#### SUPPLIED RECORDS
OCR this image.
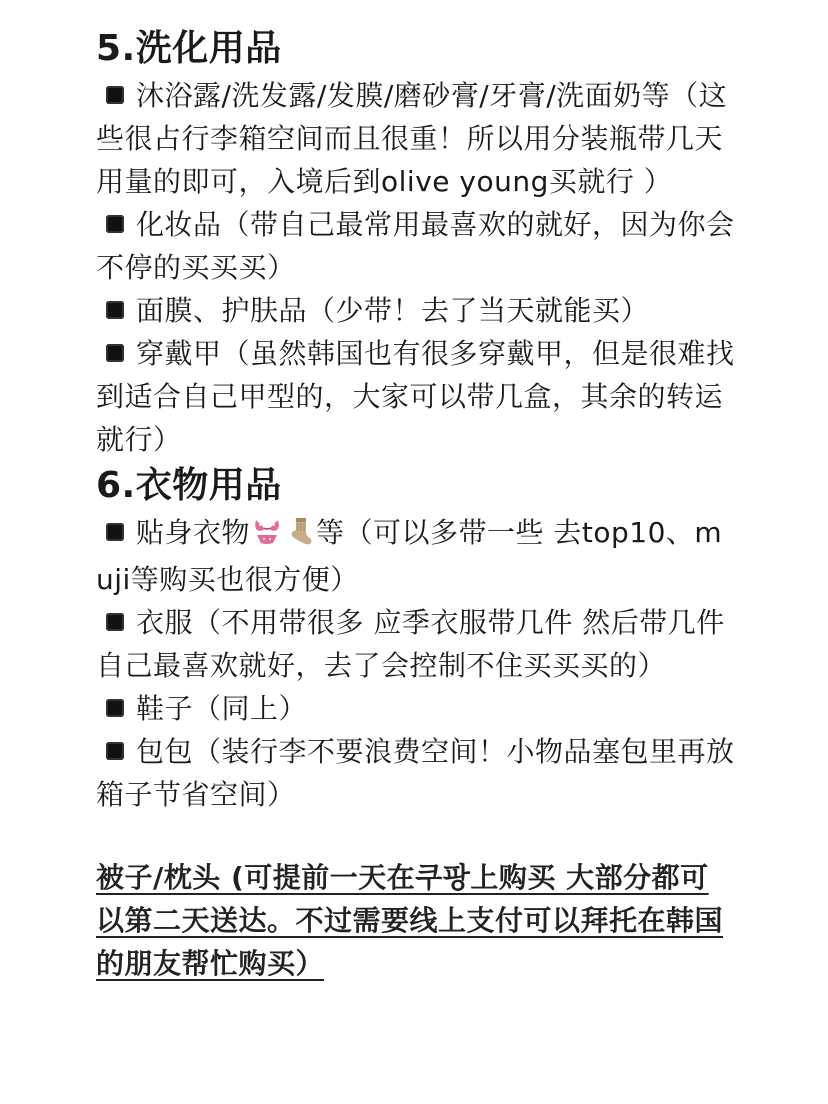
5.洗化用品

沐浴露/洗发露/发膜/磨砂膏/牙膏/洗面奶等（这些很占行李箱空间而且很重！所以用分装瓶带几天用量的即可，入境后到olive young买就行 ）

化妆品（带自己最常用最喜欢的就好，因为你会不停的买买买）

面膜、护肤品（少带！去了当天就能买）

穿戴甲（虽然韩国也有很多穿戴甲，但是很难找到适合自己甲型的，大家可以带几盒，其余的转运就行）

6.衣物用品

贴身衣物 等（可以多带一些 去top10、muji等购买也很方便）

衣服（不用带很多 应季衣服带几件 然后带几件自己最喜欢就好，去了会控制不住买买买的）

鞋子（同上）

包包（装行李不要浪费空间！小物品塞包里再放箱子节省空间）

被子/枕头 (可提前一天在쿠팡上购买 大部分都可以第二天送达。不过需要线上支付可以拜托在韩国的朋友帮忙购买）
########
Transcribe the full listing above exactly as it stands, minus the pictures.

● FINAL RESULT:
OCR this image.
5.洗化用品

沐浴露/洗发露/发膜/磨砂膏/牙膏/洗面奶等（这些很占行李箱空间而且很重！所以用分装瓶带几天用量的即可，入境后到olive young买就行 ）

化妆品（带自己最常用最喜欢的就好，因为你会不停的买买买）

面膜、护肤品（少带！去了当天就能买）

穿戴甲（虽然韩国也有很多穿戴甲，但是很难找到适合自己甲型的，大家可以带几盒，其余的转运就行）

6.衣物用品

贴身衣物 等（可以多带一些 去top10、muji等购买也很方便）

衣服（不用带很多 应季衣服带几件 然后带几件自己最喜欢就好，去了会控制不住买买买的）

鞋子（同上）

包包（装行李不要浪费空间！小物品塞包里再放箱子节省空间）

被子/枕头 (可提前一天在쿠팡上购买 大部分都可以第二天送达。不过需要线上支付可以拜托在韩国的朋友帮忙购买）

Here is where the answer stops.